Stated exercise - The records below hold pictures; please leave those out and retype the rest exactly.

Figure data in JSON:
=-=-=-=-=
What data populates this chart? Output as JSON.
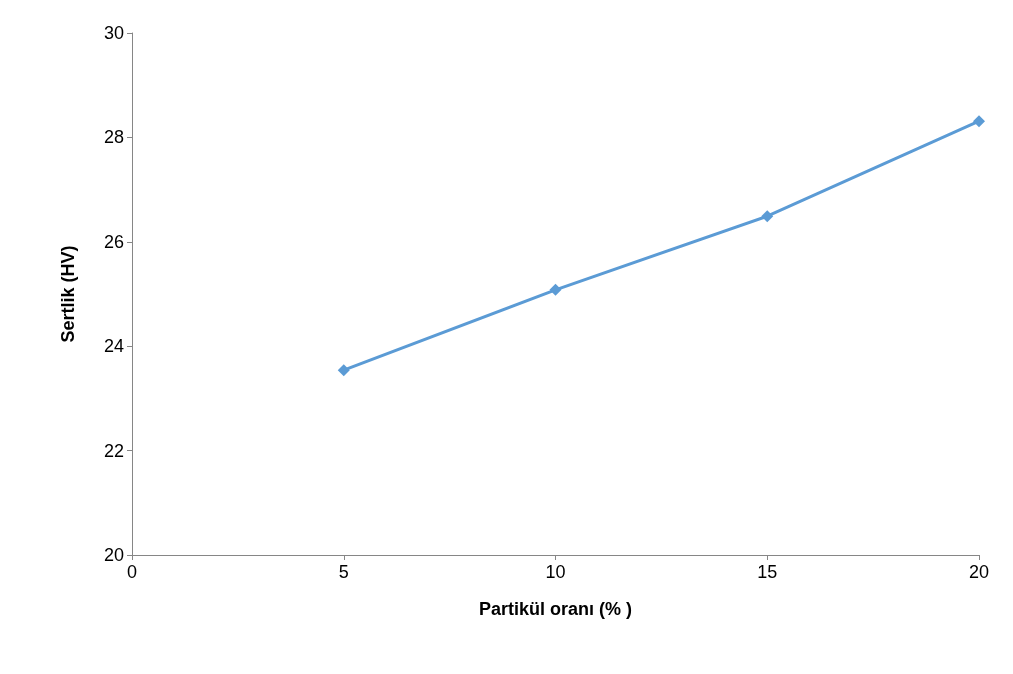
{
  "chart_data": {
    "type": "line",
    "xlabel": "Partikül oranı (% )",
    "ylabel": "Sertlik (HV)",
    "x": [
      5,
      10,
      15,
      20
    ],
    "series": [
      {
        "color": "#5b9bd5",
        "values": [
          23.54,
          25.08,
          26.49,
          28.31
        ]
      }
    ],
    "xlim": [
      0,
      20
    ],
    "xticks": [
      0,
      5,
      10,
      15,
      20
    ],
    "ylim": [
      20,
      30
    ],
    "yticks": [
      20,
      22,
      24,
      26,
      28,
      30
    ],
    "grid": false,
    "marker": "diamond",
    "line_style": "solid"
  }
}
=-=-=-=-=
The output -
What data populates this chart? Output as JSON.
{
  "chart_data": {
    "type": "line",
    "xlabel": "Partikül oranı (% )",
    "ylabel": "Sertlik (HV)",
    "x": [
      5,
      10,
      15,
      20
    ],
    "series": [
      {
        "color": "#5b9bd5",
        "values": [
          23.54,
          25.08,
          26.49,
          28.31
        ]
      }
    ],
    "xlim": [
      0,
      20
    ],
    "xticks": [
      0,
      5,
      10,
      15,
      20
    ],
    "ylim": [
      20,
      30
    ],
    "yticks": [
      20,
      22,
      24,
      26,
      28,
      30
    ],
    "grid": false,
    "marker": "diamond",
    "line_style": "solid"
  }
}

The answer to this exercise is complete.